-- Requirement --
Search the entries below. Return every line that has "through" in it.

━━━ Material supplied ━━━

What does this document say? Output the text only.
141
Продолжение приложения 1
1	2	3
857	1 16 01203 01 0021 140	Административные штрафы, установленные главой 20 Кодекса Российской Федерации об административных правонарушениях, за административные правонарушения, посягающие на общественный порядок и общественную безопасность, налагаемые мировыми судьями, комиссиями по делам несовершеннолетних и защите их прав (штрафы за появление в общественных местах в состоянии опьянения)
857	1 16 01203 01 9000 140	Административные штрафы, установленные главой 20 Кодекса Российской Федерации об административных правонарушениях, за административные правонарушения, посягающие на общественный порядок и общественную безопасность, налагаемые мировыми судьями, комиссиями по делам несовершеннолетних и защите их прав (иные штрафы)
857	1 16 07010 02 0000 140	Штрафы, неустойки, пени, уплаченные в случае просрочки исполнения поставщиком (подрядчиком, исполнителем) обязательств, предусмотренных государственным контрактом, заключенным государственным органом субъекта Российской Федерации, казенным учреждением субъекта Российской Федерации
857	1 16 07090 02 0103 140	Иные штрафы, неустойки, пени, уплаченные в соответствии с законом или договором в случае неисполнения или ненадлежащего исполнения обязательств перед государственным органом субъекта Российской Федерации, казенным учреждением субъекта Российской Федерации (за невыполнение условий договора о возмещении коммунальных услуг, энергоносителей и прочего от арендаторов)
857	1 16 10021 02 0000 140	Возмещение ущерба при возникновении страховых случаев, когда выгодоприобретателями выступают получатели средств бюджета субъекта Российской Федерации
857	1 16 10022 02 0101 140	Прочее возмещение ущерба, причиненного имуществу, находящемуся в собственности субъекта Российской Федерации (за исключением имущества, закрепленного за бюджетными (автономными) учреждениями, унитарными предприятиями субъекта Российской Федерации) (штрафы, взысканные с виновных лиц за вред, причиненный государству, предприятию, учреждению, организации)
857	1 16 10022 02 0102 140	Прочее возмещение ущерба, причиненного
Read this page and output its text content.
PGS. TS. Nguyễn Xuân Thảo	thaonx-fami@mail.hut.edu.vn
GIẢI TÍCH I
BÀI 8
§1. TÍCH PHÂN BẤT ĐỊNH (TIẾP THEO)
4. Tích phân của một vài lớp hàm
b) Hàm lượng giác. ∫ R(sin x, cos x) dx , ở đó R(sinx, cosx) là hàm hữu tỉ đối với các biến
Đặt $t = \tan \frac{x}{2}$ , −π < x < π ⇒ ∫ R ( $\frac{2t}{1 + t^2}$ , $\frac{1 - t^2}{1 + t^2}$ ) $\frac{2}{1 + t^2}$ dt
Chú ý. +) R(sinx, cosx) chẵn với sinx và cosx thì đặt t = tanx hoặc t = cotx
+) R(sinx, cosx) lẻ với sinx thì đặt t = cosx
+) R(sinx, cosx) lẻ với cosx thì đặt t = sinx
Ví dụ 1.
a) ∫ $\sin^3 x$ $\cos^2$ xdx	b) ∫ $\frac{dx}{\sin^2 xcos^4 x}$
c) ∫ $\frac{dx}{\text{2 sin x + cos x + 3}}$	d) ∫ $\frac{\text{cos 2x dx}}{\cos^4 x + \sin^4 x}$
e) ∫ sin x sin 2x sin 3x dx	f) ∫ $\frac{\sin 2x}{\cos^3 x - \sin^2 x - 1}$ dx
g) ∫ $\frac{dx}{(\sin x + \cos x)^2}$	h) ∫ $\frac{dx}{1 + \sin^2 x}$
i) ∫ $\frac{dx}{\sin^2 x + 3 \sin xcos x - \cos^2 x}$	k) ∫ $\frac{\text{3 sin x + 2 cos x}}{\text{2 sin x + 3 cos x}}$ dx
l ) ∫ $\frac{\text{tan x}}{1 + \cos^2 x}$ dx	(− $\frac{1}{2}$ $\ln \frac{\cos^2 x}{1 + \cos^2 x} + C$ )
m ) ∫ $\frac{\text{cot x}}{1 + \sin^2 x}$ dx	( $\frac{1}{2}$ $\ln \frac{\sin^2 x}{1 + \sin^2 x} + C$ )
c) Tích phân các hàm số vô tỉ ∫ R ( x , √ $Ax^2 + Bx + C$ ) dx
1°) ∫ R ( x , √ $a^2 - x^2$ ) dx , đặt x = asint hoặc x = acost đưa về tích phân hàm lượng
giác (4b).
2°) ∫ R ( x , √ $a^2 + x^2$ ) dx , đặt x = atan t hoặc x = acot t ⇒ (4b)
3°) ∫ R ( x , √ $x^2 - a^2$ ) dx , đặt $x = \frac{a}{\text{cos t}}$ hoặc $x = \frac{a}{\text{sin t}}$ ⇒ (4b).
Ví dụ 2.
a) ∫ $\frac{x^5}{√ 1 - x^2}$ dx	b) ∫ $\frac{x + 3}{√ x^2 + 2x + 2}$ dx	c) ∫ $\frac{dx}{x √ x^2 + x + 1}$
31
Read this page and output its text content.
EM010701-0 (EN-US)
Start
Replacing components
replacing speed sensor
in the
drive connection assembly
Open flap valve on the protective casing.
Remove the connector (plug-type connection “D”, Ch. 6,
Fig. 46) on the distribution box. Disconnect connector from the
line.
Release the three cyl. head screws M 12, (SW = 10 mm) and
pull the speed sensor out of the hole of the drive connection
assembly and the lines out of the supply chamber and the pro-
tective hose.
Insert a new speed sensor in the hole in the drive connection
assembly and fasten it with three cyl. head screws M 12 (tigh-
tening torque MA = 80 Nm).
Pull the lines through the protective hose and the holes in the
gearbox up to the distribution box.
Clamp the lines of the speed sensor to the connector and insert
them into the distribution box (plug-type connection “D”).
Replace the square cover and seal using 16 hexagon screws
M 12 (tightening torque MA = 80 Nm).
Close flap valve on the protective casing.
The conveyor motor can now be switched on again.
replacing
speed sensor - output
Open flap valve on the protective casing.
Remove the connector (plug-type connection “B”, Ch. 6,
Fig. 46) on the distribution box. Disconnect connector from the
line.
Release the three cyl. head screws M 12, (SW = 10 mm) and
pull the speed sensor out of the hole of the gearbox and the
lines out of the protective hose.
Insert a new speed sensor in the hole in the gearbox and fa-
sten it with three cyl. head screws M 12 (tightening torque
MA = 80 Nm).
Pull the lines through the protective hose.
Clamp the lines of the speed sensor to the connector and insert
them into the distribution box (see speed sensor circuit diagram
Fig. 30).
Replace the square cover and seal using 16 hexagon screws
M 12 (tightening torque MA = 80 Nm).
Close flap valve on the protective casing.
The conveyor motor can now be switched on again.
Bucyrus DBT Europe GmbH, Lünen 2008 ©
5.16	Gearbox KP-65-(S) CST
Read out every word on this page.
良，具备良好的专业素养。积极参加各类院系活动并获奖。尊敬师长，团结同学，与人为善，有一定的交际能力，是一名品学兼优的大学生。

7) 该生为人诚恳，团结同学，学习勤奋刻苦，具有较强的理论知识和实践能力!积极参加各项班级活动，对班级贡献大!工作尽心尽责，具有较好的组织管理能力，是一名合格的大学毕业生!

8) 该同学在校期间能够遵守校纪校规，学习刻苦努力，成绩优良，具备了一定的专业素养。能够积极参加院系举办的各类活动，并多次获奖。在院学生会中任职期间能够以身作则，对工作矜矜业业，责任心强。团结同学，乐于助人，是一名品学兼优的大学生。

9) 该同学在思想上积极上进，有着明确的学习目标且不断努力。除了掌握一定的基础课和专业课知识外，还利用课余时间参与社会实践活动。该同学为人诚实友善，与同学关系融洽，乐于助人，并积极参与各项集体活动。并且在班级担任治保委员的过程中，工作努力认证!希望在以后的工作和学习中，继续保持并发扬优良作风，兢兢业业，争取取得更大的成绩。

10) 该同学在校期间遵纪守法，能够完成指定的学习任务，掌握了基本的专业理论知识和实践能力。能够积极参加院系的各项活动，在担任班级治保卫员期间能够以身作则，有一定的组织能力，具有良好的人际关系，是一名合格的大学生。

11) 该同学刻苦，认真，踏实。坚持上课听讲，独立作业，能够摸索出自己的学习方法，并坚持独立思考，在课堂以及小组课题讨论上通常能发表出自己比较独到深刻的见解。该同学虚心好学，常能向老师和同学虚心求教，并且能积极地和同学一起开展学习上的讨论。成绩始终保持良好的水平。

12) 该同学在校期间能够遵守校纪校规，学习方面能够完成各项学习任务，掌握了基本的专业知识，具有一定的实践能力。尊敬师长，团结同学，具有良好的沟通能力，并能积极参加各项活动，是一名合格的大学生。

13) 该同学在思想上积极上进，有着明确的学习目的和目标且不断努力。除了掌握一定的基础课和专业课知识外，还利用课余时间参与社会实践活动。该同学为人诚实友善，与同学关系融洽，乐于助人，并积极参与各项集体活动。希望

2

━━━

-- Task response --
Pull the lines through the protective hose and the holes in the
Pull the lines through the protective hose.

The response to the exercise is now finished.